## AIM OF THE EXERCISE
Copy the following entries verbatim, keeping every line as it is.

## PROVIDED ENTRIES
============================================================

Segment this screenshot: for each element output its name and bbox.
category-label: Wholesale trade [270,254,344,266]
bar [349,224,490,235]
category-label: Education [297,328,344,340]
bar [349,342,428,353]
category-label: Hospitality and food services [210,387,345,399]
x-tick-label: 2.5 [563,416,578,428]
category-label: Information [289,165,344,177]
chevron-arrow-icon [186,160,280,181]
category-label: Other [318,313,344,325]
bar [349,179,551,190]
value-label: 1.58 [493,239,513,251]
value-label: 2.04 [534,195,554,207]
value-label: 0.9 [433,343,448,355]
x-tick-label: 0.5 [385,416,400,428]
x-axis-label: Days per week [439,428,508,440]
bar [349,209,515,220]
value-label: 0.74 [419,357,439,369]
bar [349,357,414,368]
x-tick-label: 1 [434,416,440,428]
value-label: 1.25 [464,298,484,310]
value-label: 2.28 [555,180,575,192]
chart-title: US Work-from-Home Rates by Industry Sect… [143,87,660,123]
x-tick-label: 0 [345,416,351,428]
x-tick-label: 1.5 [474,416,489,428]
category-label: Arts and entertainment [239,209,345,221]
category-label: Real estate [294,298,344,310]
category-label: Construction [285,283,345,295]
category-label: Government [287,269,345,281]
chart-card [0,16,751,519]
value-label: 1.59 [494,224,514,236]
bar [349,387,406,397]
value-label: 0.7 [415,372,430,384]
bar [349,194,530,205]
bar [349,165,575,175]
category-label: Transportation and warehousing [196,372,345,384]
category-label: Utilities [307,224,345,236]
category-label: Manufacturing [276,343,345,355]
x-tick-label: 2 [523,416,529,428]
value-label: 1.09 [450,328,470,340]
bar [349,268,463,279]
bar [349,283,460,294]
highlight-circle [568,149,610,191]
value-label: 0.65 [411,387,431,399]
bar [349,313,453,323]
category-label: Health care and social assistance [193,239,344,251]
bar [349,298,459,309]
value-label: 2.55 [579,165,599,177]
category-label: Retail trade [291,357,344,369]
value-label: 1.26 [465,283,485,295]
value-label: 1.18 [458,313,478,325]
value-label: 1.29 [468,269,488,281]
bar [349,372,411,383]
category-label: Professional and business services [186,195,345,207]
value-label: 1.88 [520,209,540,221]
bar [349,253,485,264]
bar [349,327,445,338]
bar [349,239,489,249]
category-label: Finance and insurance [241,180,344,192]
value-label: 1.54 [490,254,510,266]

============================================================

## EXERCISE ANSWER
Segment this screenshot: for each element output its name and bbox.
category-label: Wholesale trade [270,254,344,266]
bar [349,224,490,235]
category-label: Education [297,328,344,340]
bar [349,342,428,353]
category-label: Hospitality and food services [210,387,345,399]
x-tick-label: 2.5 [563,416,578,428]
category-label: Information [289,165,344,177]
chevron-arrow-icon [186,160,280,181]
category-label: Other [318,313,344,325]
bar [349,179,551,190]
value-label: 1.58 [493,239,513,251]
value-label: 2.04 [534,195,554,207]
value-label: 0.9 [433,343,448,355]
x-tick-label: 0.5 [385,416,400,428]
x-axis-label: Days per week [439,428,508,440]
bar [349,209,515,220]
value-label: 0.74 [419,357,439,369]
bar [349,357,414,368]
x-tick-label: 1 [434,416,440,428]
value-label: 1.25 [464,298,484,310]
value-label: 2.28 [555,180,575,192]
chart-title: US Work-from-Home Rates by Industry Sect… [143,87,660,123]
x-tick-label: 0 [345,416,351,428]
x-tick-label: 1.5 [474,416,489,428]
category-label: Arts and entertainment [239,209,345,221]
category-label: Real estate [294,298,344,310]
category-label: Construction [285,283,345,295]
category-label: Government [287,269,345,281]
chart-card [0,16,751,519]
value-label: 1.59 [494,224,514,236]
bar [349,387,406,397]
value-label: 0.7 [415,372,430,384]
bar [349,194,530,205]
bar [349,165,575,175]
category-label: Transportation and warehousing [196,372,345,384]
category-label: Utilities [307,224,345,236]
category-label: Manufacturing [276,343,345,355]
x-tick-label: 2 [523,416,529,428]
value-label: 1.09 [450,328,470,340]
bar [349,268,463,279]
bar [349,283,460,294]
highlight-circle [568,149,610,191]
value-label: 0.65 [411,387,431,399]
bar [349,313,453,323]
category-label: Health care and social assistance [193,239,344,251]
bar [349,298,459,309]
value-label: 2.55 [579,165,599,177]
category-label: Retail trade [291,357,344,369]
value-label: 1.26 [465,283,485,295]
value-label: 1.18 [458,313,478,325]
value-label: 1.29 [468,269,488,281]
bar [349,372,411,383]
category-label: Professional and business services [186,195,345,207]
value-label: 1.88 [520,209,540,221]
bar [349,253,485,264]
bar [349,327,445,338]
bar [349,239,489,249]
category-label: Finance and insurance [241,180,344,192]
value-label: 1.54 [490,254,510,266]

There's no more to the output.